[Recorded data]
+ + + + + + +

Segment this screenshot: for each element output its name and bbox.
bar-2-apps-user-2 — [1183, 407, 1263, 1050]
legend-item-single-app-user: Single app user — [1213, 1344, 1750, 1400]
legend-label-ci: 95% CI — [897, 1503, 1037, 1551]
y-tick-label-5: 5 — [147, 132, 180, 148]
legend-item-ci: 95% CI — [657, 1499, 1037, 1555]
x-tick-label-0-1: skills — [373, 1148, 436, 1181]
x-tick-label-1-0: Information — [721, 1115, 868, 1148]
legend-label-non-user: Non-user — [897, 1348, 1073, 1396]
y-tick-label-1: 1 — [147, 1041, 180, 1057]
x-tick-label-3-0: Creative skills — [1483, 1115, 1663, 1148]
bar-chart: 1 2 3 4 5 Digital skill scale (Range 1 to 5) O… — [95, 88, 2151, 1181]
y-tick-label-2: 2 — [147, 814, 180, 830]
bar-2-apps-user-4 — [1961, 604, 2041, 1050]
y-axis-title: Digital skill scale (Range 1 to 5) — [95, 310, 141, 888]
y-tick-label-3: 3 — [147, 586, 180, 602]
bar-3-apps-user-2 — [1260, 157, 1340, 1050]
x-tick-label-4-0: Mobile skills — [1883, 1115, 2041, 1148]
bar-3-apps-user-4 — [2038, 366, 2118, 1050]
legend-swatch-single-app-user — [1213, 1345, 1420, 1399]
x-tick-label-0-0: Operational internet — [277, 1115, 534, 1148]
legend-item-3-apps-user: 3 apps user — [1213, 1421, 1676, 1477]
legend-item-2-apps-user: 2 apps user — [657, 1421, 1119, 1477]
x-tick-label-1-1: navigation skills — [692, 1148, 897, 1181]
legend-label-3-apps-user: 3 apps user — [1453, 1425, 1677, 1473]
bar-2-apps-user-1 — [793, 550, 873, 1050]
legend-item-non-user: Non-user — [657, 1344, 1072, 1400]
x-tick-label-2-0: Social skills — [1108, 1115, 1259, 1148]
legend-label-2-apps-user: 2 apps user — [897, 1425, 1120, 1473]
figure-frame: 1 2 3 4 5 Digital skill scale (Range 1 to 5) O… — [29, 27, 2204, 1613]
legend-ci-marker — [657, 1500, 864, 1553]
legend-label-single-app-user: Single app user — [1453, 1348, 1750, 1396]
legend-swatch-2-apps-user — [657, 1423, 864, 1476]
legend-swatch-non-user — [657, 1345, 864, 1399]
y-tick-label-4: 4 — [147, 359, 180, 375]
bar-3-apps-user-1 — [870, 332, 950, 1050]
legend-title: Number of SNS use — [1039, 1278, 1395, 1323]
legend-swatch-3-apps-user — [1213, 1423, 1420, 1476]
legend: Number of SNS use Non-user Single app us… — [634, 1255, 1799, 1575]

+ + + + + + +

# WHAT YOU WILL DO
Reproduce every line of the records verbatim.

# ANSWER FOR THIS EXERCISE
Segment this screenshot: for each element output its name and bbox.
bar-2-apps-user-2 — [1183, 407, 1263, 1050]
legend-item-single-app-user: Single app user — [1213, 1344, 1750, 1400]
legend-label-ci: 95% CI — [897, 1503, 1037, 1551]
y-tick-label-5: 5 — [147, 132, 180, 148]
legend-item-ci: 95% CI — [657, 1499, 1037, 1555]
x-tick-label-0-1: skills — [373, 1148, 436, 1181]
x-tick-label-1-0: Information — [721, 1115, 868, 1148]
legend-label-non-user: Non-user — [897, 1348, 1073, 1396]
y-tick-label-1: 1 — [147, 1041, 180, 1057]
x-tick-label-3-0: Creative skills — [1483, 1115, 1663, 1148]
bar-chart: 1 2 3 4 5 Digital skill scale (Range 1 to 5) O… — [95, 88, 2151, 1181]
y-tick-label-2: 2 — [147, 814, 180, 830]
bar-2-apps-user-4 — [1961, 604, 2041, 1050]
y-axis-title: Digital skill scale (Range 1 to 5) — [95, 310, 141, 888]
y-tick-label-3: 3 — [147, 586, 180, 602]
bar-3-apps-user-2 — [1260, 157, 1340, 1050]
x-tick-label-4-0: Mobile skills — [1883, 1115, 2041, 1148]
bar-3-apps-user-4 — [2038, 366, 2118, 1050]
legend-swatch-single-app-user — [1213, 1345, 1420, 1399]
x-tick-label-0-0: Operational internet — [277, 1115, 534, 1148]
legend-item-3-apps-user: 3 apps user — [1213, 1421, 1676, 1477]
legend-item-2-apps-user: 2 apps user — [657, 1421, 1119, 1477]
x-tick-label-1-1: navigation skills — [692, 1148, 897, 1181]
legend-label-3-apps-user: 3 apps user — [1453, 1425, 1677, 1473]
bar-2-apps-user-1 — [793, 550, 873, 1050]
legend-item-non-user: Non-user — [657, 1344, 1072, 1400]
x-tick-label-2-0: Social skills — [1108, 1115, 1259, 1148]
legend-label-2-apps-user: 2 apps user — [897, 1425, 1120, 1473]
figure-frame: 1 2 3 4 5 Digital skill scale (Range 1 to 5) O… — [29, 27, 2204, 1613]
legend-ci-marker — [657, 1500, 864, 1553]
legend-label-single-app-user: Single app user — [1453, 1348, 1750, 1396]
legend-swatch-2-apps-user — [657, 1423, 864, 1476]
legend-swatch-non-user — [657, 1345, 864, 1399]
y-tick-label-4: 4 — [147, 359, 180, 375]
bar-3-apps-user-1 — [870, 332, 950, 1050]
legend-title: Number of SNS use — [1039, 1278, 1395, 1323]
legend-swatch-3-apps-user — [1213, 1423, 1420, 1476]
legend: Number of SNS use Non-user Single app us… — [634, 1255, 1799, 1575]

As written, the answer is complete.